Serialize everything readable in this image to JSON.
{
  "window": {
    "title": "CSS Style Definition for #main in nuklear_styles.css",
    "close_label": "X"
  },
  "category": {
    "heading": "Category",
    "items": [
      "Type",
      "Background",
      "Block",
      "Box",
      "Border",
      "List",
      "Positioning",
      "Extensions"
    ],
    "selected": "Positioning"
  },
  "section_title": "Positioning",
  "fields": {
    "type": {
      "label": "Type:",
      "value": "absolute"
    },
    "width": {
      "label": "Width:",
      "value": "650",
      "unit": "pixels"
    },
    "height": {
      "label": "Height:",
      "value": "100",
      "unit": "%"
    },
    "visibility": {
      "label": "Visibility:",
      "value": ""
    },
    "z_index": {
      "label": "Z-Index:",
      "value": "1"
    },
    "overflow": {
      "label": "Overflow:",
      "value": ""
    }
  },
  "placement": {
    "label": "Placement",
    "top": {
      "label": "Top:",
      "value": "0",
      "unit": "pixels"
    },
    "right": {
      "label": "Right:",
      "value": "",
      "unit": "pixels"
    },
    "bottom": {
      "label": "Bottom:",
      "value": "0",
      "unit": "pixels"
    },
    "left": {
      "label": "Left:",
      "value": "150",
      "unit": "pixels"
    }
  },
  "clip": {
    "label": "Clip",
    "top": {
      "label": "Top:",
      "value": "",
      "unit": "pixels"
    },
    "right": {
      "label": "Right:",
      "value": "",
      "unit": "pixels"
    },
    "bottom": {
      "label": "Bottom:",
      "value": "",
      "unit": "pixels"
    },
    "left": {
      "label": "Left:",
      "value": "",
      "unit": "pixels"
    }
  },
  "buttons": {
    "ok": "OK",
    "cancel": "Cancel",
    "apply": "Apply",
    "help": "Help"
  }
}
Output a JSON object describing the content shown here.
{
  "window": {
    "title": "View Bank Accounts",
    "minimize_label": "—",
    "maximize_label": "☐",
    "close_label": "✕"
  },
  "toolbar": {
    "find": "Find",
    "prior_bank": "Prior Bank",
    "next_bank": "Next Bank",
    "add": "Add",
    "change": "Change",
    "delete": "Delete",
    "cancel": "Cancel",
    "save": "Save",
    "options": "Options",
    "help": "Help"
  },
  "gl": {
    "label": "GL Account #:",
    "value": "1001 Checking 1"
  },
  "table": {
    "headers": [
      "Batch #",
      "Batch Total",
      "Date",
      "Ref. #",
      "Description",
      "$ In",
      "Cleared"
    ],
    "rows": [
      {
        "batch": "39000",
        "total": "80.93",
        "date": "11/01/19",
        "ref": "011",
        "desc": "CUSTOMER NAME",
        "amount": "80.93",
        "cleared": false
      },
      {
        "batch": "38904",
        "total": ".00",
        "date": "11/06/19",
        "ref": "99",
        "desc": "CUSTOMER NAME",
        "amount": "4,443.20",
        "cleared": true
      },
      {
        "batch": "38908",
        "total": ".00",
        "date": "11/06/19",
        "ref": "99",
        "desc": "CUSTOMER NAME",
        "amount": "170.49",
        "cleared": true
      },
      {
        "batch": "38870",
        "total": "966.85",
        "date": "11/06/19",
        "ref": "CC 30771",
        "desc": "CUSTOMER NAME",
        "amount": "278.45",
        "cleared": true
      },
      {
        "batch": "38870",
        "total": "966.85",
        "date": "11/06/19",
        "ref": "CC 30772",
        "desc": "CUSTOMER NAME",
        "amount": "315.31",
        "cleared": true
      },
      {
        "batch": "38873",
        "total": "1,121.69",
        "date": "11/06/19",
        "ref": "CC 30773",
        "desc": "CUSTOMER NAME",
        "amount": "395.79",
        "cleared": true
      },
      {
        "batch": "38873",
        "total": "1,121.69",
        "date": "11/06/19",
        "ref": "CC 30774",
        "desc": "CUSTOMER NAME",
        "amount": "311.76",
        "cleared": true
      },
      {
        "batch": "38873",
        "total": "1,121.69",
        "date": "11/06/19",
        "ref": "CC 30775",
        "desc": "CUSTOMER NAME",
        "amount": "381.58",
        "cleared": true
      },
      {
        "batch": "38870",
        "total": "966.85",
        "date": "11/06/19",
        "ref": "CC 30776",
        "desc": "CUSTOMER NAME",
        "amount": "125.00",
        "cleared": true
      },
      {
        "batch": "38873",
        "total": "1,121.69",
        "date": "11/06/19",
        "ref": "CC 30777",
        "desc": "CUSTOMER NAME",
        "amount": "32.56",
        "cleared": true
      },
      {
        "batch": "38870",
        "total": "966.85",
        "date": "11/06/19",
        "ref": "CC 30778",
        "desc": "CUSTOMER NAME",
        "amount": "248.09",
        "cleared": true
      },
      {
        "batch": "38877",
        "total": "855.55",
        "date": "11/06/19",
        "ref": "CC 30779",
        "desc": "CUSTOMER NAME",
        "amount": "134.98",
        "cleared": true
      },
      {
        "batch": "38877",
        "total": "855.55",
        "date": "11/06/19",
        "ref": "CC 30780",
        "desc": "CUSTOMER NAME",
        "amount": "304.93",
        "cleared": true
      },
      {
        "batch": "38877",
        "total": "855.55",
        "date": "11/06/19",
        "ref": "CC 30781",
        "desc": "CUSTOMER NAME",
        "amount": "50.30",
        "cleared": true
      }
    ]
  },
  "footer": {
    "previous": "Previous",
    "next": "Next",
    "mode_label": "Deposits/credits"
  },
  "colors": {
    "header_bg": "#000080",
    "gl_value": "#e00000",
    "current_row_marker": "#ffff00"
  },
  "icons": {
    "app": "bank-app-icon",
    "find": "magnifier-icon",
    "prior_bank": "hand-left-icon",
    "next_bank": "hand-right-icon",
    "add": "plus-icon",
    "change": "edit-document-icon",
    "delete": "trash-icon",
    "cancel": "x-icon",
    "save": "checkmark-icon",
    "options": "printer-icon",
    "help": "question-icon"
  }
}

================

WHAT THIS TASK INVOLVES:
Reproduce the data, keeping every line exactly the same.

SOLUTION FOR THIS EXERCISE:
Serialize everything readable in this image to JSON.
{
  "window": {
    "title": "CSS Style Definition for #main in nuklear_styles.css",
    "close_label": "X"
  },
  "category": {
    "heading": "Category",
    "items": [
      "Type",
      "Background",
      "Block",
      "Box",
      "Border",
      "List",
      "Positioning",
      "Extensions"
    ],
    "selected": "Positioning"
  },
  "section_title": "Positioning",
  "fields": {
    "type": {
      "label": "Type:",
      "value": "absolute"
    },
    "width": {
      "label": "Width:",
      "value": "650",
      "unit": "pixels"
    },
    "height": {
      "label": "Height:",
      "value": "100",
      "unit": "%"
    },
    "visibility": {
      "label": "Visibility:",
      "value": ""
    },
    "z_index": {
      "label": "Z-Index:",
      "value": "1"
    },
    "overflow": {
      "label": "Overflow:",
      "value": ""
    }
  },
  "placement": {
    "label": "Placement",
    "top": {
      "label": "Top:",
      "value": "0",
      "unit": "pixels"
    },
    "right": {
      "label": "Right:",
      "value": "",
      "unit": "pixels"
    },
    "bottom": {
      "label": "Bottom:",
      "value": "0",
      "unit": "pixels"
    },
    "left": {
      "label": "Left:",
      "value": "150",
      "unit": "pixels"
    }
  },
  "clip": {
    "label": "Clip",
    "top": {
      "label": "Top:",
      "value": "",
      "unit": "pixels"
    },
    "right": {
      "label": "Right:",
      "value": "",
      "unit": "pixels"
    },
    "bottom": {
      "label": "Bottom:",
      "value": "",
      "unit": "pixels"
    },
    "left": {
      "label": "Left:",
      "value": "",
      "unit": "pixels"
    }
  },
  "buttons": {
    "ok": "OK",
    "cancel": "Cancel",
    "apply": "Apply",
    "help": "Help"
  }
}
Output a JSON object describing the content shown here.
{
  "window": {
    "title": "View Bank Accounts",
    "minimize_label": "—",
    "maximize_label": "☐",
    "close_label": "✕"
  },
  "toolbar": {
    "find": "Find",
    "prior_bank": "Prior Bank",
    "next_bank": "Next Bank",
    "add": "Add",
    "change": "Change",
    "delete": "Delete",
    "cancel": "Cancel",
    "save": "Save",
    "options": "Options",
    "help": "Help"
  },
  "gl": {
    "label": "GL Account #:",
    "value": "1001 Checking 1"
  },
  "table": {
    "headers": [
      "Batch #",
      "Batch Total",
      "Date",
      "Ref. #",
      "Description",
      "$ In",
      "Cleared"
    ],
    "rows": [
      {
        "batch": "39000",
        "total": "80.93",
        "date": "11/01/19",
        "ref": "011",
        "desc": "CUSTOMER NAME",
        "amount": "80.93",
        "cleared": false
      },
      {
        "batch": "38904",
        "total": ".00",
        "date": "11/06/19",
        "ref": "99",
        "desc": "CUSTOMER NAME",
        "amount": "4,443.20",
        "cleared": true
      },
      {
        "batch": "38908",
        "total": ".00",
        "date": "11/06/19",
        "ref": "99",
        "desc": "CUSTOMER NAME",
        "amount": "170.49",
        "cleared": true
      },
      {
        "batch": "38870",
        "total": "966.85",
        "date": "11/06/19",
        "ref": "CC 30771",
        "desc": "CUSTOMER NAME",
        "amount": "278.45",
        "cleared": true
      },
      {
        "batch": "38870",
        "total": "966.85",
        "date": "11/06/19",
        "ref": "CC 30772",
        "desc": "CUSTOMER NAME",
        "amount": "315.31",
        "cleared": true
      },
      {
        "batch": "38873",
        "total": "1,121.69",
        "date": "11/06/19",
        "ref": "CC 30773",
        "desc": "CUSTOMER NAME",
        "amount": "395.79",
        "cleared": true
      },
      {
        "batch": "38873",
        "total": "1,121.69",
        "date": "11/06/19",
        "ref": "CC 30774",
        "desc": "CUSTOMER NAME",
        "amount": "311.76",
        "cleared": true
      },
      {
        "batch": "38873",
        "total": "1,121.69",
        "date": "11/06/19",
        "ref": "CC 30775",
        "desc": "CUSTOMER NAME",
        "amount": "381.58",
        "cleared": true
      },
      {
        "batch": "38870",
        "total": "966.85",
        "date": "11/06/19",
        "ref": "CC 30776",
        "desc": "CUSTOMER NAME",
        "amount": "125.00",
        "cleared": true
      },
      {
        "batch": "38873",
        "total": "1,121.69",
        "date": "11/06/19",
        "ref": "CC 30777",
        "desc": "CUSTOMER NAME",
        "amount": "32.56",
        "cleared": true
      },
      {
        "batch": "38870",
        "total": "966.85",
        "date": "11/06/19",
        "ref": "CC 30778",
        "desc": "CUSTOMER NAME",
        "amount": "248.09",
        "cleared": true
      },
      {
        "batch": "38877",
        "total": "855.55",
        "date": "11/06/19",
        "ref": "CC 30779",
        "desc": "CUSTOMER NAME",
        "amount": "134.98",
        "cleared": true
      },
      {
        "batch": "38877",
        "total": "855.55",
        "date": "11/06/19",
        "ref": "CC 30780",
        "desc": "CUSTOMER NAME",
        "amount": "304.93",
        "cleared": true
      },
      {
        "batch": "38877",
        "total": "855.55",
        "date": "11/06/19",
        "ref": "CC 30781",
        "desc": "CUSTOMER NAME",
        "amount": "50.30",
        "cleared": true
      }
    ]
  },
  "footer": {
    "previous": "Previous",
    "next": "Next",
    "mode_label": "Deposits/credits"
  },
  "colors": {
    "header_bg": "#000080",
    "gl_value": "#e00000",
    "current_row_marker": "#ffff00"
  },
  "icons": {
    "app": "bank-app-icon",
    "find": "magnifier-icon",
    "prior_bank": "hand-left-icon",
    "next_bank": "hand-right-icon",
    "add": "plus-icon",
    "change": "edit-document-icon",
    "delete": "trash-icon",
    "cancel": "x-icon",
    "save": "checkmark-icon",
    "options": "printer-icon",
    "help": "question-icon"
  }
}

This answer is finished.